--- Start of Extracted records ---

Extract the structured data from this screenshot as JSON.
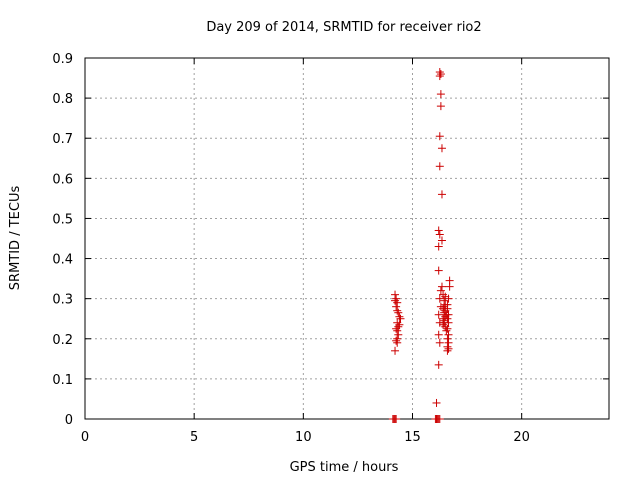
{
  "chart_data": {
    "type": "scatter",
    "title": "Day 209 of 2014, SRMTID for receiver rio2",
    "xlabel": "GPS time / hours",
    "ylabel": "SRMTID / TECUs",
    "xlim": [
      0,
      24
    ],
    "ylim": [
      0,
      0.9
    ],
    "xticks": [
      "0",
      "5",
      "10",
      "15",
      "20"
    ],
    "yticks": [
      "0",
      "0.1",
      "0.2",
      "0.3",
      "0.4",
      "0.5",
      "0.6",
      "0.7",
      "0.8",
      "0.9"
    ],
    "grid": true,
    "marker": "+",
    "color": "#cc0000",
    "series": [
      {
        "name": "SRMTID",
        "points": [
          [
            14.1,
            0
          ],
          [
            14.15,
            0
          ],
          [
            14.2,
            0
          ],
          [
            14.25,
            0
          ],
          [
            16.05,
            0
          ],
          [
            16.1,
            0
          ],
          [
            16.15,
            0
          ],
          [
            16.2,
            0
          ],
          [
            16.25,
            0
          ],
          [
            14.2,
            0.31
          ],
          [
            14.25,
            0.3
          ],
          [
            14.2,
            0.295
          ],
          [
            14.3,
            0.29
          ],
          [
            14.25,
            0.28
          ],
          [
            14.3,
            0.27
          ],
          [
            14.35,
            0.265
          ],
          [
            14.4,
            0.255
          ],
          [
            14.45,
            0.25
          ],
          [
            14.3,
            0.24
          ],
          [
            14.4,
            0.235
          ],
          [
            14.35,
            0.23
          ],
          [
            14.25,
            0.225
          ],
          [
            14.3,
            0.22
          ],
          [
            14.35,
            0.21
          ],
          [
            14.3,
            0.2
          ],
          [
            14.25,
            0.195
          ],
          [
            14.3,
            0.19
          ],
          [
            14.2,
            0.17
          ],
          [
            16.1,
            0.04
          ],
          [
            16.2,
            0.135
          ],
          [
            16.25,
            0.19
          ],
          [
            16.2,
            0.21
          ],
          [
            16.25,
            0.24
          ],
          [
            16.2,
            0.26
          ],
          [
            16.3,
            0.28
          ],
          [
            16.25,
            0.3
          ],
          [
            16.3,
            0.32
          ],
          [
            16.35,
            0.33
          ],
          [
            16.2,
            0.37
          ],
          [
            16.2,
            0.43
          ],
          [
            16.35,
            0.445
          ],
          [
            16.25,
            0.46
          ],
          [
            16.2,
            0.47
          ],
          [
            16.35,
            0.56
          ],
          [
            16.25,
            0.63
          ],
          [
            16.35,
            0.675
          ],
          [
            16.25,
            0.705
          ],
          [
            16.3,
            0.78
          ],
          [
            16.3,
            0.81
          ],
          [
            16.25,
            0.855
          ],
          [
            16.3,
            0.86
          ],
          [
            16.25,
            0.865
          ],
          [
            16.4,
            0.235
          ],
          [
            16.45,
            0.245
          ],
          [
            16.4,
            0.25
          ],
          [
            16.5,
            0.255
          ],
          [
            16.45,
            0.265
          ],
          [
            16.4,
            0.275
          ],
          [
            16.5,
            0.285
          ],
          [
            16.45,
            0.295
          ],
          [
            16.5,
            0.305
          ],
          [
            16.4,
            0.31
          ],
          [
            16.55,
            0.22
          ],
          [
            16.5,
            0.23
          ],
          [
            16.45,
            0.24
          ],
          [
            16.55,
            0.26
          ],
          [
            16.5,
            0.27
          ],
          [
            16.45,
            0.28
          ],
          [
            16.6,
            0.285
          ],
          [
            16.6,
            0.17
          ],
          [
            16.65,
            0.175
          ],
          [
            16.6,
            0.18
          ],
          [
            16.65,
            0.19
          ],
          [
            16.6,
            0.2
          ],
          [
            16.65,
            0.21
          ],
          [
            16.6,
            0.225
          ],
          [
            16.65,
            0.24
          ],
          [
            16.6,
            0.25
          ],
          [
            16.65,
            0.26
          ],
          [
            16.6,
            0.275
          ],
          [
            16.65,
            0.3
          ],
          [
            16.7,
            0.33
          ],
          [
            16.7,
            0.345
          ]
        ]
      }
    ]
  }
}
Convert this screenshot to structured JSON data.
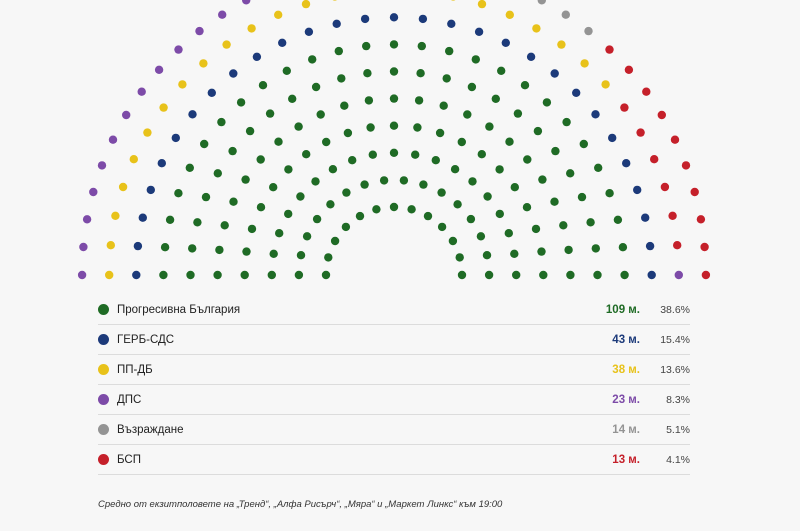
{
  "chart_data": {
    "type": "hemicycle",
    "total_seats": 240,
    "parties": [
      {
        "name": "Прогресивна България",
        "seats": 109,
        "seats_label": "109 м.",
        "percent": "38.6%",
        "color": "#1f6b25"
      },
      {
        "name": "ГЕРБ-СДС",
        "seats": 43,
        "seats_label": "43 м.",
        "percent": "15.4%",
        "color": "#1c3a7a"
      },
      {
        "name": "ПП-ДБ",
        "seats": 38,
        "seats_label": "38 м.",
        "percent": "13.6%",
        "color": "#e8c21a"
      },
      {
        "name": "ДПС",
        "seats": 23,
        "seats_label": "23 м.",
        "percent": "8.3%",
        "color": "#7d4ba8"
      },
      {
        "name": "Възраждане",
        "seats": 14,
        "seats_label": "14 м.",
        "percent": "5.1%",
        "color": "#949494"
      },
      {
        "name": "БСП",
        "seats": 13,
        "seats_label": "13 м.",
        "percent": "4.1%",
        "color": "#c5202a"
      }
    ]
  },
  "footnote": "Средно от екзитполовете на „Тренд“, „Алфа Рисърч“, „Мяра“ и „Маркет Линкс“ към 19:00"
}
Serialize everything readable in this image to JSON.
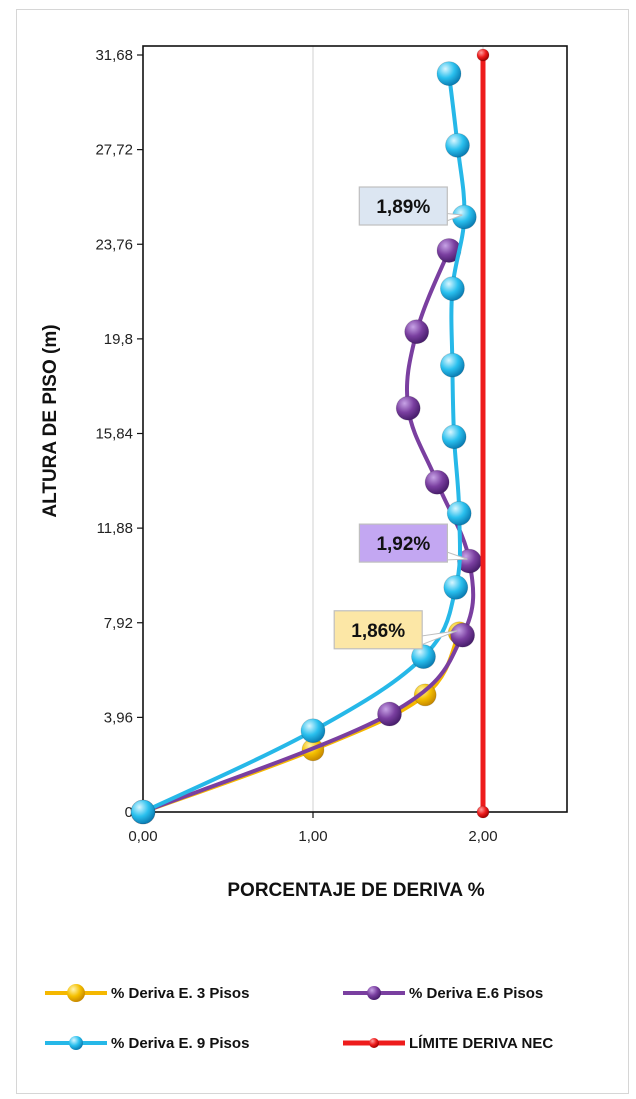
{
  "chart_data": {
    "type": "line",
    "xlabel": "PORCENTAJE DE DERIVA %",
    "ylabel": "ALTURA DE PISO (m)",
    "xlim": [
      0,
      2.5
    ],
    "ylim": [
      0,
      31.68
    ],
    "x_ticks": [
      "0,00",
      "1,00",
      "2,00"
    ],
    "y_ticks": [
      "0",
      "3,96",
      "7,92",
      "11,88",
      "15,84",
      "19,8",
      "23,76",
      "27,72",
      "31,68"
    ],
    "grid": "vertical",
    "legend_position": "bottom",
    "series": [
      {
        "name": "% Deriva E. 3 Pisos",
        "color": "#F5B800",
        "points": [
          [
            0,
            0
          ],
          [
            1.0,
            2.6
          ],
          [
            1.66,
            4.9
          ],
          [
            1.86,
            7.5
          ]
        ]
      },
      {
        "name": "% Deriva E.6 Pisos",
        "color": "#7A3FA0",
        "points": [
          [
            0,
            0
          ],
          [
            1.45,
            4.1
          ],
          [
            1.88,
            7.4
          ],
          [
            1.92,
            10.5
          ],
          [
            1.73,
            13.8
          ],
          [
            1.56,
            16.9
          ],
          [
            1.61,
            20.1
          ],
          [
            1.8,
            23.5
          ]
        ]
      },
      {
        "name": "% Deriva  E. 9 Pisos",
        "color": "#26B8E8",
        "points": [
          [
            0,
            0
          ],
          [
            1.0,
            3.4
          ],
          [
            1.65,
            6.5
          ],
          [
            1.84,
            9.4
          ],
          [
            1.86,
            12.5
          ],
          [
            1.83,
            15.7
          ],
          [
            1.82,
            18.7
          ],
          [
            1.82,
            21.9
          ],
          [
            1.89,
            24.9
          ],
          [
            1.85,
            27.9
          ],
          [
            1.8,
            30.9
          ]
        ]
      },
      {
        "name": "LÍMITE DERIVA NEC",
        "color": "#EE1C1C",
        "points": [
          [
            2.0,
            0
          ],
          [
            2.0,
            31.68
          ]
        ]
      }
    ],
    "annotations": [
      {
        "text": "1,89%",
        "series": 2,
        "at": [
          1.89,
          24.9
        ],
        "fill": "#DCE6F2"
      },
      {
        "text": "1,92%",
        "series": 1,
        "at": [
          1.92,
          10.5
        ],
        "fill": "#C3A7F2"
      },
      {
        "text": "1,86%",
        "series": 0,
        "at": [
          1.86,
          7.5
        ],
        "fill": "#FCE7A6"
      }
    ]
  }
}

--- End of Extracted records ---

• [Objective]
Copy out every line with the word "screenshot".

• [Answer to the exercise]
Extract the structured data from this screenshot as JSON.
Convert this screenshot to structured JSON data.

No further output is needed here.